• **Set problem**
Answer with a single number: how many lines in the listing below include "components"?

(Items listed in a dataset)

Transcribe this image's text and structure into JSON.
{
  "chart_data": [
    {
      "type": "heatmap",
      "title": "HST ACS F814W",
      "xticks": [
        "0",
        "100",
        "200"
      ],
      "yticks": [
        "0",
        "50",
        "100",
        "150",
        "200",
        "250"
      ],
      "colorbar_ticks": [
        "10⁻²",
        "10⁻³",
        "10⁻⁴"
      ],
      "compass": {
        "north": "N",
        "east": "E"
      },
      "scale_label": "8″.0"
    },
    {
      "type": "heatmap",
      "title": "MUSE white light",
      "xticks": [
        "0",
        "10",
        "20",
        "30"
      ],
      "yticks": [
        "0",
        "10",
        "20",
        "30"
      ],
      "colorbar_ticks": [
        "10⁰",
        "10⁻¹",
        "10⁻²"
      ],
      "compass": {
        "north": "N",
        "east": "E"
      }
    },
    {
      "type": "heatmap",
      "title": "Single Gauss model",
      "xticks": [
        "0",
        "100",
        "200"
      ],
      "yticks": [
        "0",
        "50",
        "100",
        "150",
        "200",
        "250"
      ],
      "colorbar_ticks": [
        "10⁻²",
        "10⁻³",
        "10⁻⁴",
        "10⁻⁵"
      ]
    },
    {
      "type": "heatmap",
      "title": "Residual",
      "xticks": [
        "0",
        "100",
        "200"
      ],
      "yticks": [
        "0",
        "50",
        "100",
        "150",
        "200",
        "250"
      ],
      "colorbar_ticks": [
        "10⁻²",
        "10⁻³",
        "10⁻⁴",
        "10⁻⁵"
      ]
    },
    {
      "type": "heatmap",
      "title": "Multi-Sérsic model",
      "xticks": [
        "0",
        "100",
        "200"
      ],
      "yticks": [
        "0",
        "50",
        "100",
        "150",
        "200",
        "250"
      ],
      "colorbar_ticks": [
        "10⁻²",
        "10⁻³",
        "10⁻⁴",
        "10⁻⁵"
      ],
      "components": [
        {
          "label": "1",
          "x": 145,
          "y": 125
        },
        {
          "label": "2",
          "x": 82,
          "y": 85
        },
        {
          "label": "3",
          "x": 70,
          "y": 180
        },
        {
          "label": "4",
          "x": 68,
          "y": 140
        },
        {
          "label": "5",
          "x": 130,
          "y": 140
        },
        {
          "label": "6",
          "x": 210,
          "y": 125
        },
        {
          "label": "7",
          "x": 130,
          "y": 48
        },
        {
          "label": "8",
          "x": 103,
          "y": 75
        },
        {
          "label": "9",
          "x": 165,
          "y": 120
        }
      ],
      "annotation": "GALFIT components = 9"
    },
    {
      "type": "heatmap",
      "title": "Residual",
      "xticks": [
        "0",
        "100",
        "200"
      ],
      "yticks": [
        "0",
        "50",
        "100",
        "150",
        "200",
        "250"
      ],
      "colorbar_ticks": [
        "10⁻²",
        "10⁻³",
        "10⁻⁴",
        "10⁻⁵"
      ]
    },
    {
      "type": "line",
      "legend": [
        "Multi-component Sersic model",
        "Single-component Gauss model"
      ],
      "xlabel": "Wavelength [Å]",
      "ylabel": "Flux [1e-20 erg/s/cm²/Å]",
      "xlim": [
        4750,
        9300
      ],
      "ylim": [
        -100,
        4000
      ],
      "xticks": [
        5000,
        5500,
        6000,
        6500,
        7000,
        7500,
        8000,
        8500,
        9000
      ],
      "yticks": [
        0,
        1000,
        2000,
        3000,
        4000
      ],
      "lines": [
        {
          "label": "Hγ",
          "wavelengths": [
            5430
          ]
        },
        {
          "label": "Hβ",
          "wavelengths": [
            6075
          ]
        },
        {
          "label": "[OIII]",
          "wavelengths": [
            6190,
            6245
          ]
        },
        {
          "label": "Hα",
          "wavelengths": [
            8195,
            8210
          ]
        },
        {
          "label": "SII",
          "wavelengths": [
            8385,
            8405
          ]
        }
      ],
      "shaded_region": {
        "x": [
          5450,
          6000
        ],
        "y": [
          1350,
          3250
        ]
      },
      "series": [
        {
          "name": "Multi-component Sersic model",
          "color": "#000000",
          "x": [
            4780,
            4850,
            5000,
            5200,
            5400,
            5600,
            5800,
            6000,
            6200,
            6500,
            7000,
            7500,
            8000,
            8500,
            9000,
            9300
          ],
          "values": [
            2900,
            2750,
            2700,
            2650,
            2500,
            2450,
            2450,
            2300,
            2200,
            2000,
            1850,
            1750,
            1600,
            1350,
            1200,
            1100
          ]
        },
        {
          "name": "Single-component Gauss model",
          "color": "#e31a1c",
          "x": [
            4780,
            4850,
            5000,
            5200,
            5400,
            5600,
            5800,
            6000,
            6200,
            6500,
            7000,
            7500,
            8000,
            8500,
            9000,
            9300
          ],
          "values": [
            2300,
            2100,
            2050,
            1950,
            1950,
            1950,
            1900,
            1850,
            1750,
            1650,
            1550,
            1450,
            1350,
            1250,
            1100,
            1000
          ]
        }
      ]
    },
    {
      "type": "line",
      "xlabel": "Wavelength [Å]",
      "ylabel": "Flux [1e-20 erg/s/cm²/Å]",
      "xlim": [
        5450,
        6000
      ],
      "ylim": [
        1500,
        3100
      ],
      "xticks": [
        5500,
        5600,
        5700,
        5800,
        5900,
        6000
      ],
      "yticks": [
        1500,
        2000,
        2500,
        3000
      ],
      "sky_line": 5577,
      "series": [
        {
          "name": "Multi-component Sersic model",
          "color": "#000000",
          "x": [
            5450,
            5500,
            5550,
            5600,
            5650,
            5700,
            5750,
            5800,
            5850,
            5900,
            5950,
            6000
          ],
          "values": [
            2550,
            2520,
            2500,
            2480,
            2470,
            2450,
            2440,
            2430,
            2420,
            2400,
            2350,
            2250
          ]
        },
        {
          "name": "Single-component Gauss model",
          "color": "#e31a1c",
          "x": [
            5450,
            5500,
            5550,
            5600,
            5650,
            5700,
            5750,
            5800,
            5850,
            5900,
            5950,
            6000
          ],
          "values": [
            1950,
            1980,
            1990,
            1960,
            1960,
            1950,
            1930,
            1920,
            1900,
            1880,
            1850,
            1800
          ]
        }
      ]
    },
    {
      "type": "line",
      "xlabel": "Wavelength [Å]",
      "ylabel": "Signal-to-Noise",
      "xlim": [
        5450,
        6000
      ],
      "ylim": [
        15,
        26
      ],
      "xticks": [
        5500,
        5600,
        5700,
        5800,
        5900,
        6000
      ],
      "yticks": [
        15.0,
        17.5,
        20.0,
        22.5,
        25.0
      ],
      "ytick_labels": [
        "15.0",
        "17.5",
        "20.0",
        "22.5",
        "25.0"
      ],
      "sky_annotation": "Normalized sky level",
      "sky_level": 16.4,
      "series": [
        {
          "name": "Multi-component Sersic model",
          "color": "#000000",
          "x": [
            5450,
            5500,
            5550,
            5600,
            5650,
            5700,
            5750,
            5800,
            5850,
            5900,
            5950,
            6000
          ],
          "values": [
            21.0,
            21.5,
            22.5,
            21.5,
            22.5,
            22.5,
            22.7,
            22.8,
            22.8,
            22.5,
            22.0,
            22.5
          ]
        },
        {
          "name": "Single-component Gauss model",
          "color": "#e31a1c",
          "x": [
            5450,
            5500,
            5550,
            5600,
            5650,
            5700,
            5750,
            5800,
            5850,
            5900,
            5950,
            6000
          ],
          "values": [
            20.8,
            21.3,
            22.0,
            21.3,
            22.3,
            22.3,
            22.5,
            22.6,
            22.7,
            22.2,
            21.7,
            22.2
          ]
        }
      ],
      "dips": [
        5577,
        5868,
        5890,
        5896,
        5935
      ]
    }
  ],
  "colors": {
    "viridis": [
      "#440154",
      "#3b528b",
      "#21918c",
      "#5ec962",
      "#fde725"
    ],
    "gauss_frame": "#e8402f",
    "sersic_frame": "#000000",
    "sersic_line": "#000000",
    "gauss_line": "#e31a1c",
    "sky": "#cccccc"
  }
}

• **Result for this exercise**
2